AIM OF THE TASK — All of the data should be output character for character, except the pictures.

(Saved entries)
__________
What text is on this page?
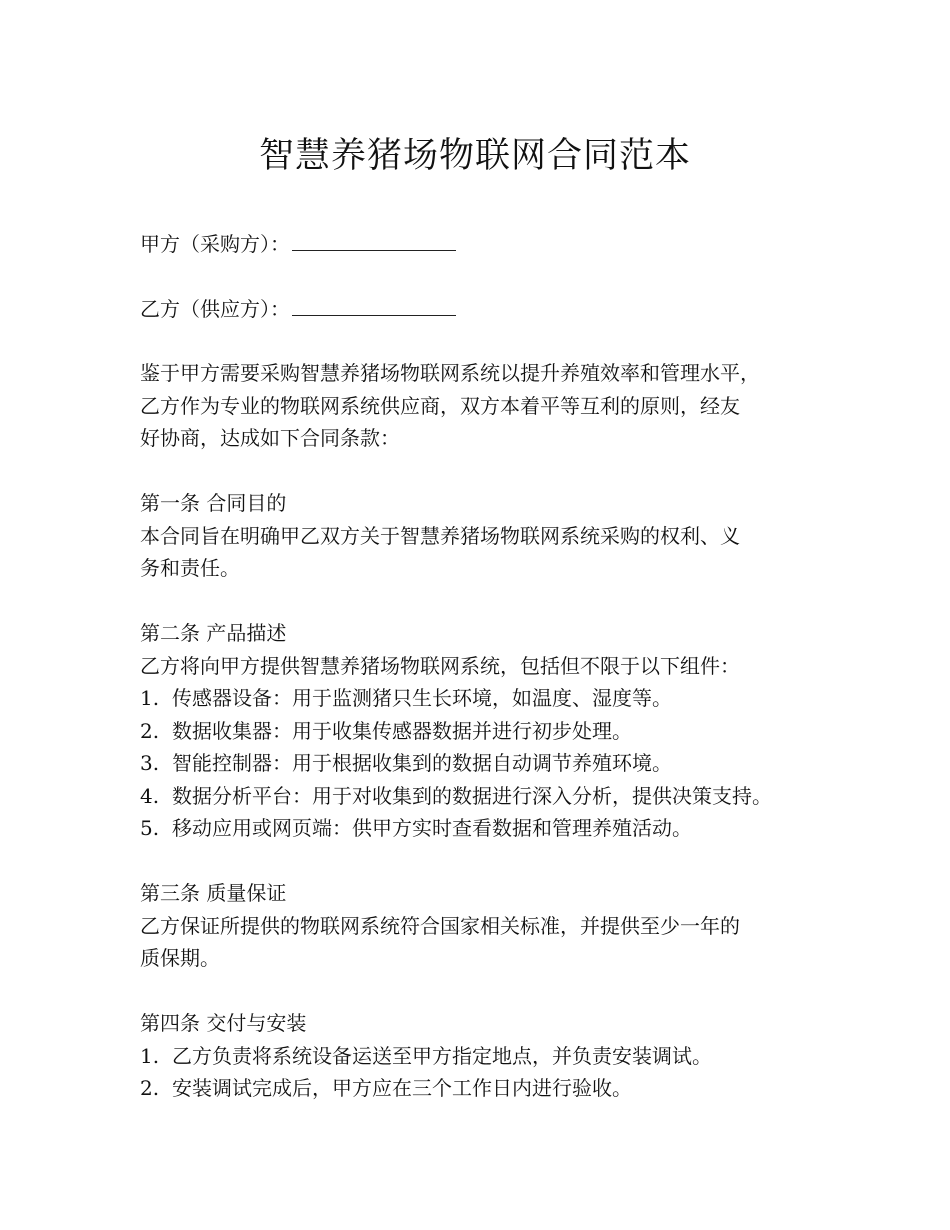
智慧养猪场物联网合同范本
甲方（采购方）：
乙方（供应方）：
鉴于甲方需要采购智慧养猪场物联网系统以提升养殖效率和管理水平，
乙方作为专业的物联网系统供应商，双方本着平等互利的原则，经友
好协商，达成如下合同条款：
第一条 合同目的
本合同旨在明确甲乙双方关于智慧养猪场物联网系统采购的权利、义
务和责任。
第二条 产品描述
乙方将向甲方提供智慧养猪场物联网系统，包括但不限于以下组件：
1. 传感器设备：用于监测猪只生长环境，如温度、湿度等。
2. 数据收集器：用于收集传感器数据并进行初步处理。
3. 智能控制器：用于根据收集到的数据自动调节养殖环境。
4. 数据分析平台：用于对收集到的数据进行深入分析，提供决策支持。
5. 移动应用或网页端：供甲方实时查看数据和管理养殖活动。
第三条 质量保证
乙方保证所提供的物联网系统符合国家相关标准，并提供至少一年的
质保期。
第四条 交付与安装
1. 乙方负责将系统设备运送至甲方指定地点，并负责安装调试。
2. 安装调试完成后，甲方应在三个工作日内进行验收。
__________
SOLUTION —
What text is on this page?
智慧养猪场物联网合同范本
甲方（采购方）：
乙方（供应方）：
鉴于甲方需要采购智慧养猪场物联网系统以提升养殖效率和管理水平，
乙方作为专业的物联网系统供应商，双方本着平等互利的原则，经友
好协商，达成如下合同条款：
第一条 合同目的
本合同旨在明确甲乙双方关于智慧养猪场物联网系统采购的权利、义
务和责任。
第二条 产品描述
乙方将向甲方提供智慧养猪场物联网系统，包括但不限于以下组件：
1. 传感器设备：用于监测猪只生长环境，如温度、湿度等。
2. 数据收集器：用于收集传感器数据并进行初步处理。
3. 智能控制器：用于根据收集到的数据自动调节养殖环境。
4. 数据分析平台：用于对收集到的数据进行深入分析，提供决策支持。
5. 移动应用或网页端：供甲方实时查看数据和管理养殖活动。
第三条 质量保证
乙方保证所提供的物联网系统符合国家相关标准，并提供至少一年的
质保期。
第四条 交付与安装
1. 乙方负责将系统设备运送至甲方指定地点，并负责安装调试。
2. 安装调试完成后，甲方应在三个工作日内进行验收。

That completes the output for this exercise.